• WHAT YOU NEED TO DO: Find every line in the records below that holds the word "this" and copy it.

• RECORDS TO USE:
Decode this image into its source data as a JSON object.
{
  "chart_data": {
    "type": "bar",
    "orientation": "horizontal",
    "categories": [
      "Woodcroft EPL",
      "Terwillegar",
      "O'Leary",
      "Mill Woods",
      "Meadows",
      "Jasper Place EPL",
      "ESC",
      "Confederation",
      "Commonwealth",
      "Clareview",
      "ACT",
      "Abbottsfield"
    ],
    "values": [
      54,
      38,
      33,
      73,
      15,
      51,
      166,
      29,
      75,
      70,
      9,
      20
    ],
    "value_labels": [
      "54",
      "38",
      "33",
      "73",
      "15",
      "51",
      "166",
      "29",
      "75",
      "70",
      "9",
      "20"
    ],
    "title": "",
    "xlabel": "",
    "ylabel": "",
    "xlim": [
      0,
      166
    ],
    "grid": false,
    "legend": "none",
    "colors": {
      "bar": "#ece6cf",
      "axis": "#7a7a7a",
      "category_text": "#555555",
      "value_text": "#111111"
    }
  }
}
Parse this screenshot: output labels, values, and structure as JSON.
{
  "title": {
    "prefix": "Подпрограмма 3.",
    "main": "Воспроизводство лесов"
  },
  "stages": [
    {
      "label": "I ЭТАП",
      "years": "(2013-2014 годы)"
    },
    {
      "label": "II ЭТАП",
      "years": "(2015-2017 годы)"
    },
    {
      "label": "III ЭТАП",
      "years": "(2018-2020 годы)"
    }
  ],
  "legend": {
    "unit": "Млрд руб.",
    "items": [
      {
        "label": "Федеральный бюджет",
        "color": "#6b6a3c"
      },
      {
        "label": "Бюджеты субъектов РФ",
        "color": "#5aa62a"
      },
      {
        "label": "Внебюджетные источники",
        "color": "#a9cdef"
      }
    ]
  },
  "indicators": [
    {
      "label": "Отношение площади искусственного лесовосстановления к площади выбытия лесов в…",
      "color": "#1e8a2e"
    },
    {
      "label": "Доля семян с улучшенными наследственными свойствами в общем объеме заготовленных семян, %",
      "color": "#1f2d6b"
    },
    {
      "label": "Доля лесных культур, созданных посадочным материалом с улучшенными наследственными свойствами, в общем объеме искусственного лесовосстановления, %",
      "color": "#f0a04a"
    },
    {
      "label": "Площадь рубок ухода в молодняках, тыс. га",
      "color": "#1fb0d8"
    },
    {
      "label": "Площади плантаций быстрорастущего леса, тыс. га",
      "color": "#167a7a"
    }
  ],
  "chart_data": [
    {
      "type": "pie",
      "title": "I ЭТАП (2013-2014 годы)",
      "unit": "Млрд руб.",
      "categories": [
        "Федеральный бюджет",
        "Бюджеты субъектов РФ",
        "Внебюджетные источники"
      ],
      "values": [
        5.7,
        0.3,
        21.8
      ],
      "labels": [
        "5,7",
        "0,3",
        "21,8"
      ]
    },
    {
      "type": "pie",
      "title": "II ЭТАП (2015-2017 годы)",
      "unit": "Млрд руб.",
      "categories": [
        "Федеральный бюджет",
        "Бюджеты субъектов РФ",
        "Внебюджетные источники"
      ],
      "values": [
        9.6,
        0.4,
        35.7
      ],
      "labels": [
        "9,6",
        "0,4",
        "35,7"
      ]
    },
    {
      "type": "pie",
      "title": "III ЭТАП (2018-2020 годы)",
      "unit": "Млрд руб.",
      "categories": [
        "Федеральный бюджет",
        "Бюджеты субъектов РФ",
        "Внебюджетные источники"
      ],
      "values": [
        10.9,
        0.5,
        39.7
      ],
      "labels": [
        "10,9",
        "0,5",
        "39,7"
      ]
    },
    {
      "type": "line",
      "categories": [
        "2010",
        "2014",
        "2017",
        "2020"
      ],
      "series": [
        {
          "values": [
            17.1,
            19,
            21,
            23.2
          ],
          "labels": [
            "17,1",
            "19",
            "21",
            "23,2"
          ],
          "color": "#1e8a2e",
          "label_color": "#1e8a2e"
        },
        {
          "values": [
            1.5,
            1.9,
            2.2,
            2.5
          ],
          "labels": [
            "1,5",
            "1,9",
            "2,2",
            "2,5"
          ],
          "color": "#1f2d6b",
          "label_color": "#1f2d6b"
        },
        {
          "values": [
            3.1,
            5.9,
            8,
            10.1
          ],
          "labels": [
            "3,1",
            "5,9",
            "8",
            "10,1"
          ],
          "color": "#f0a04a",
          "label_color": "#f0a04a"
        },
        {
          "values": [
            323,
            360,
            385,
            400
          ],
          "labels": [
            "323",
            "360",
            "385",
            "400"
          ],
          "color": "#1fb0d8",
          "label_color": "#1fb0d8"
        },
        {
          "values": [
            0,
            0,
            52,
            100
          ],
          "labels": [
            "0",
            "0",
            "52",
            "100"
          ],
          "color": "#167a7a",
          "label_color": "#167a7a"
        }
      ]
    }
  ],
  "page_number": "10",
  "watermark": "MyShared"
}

• FULL ANSWER:
Decode this image into its source data as a JSON object.
Parse this screenshot: output labels, values, and structure as JSON.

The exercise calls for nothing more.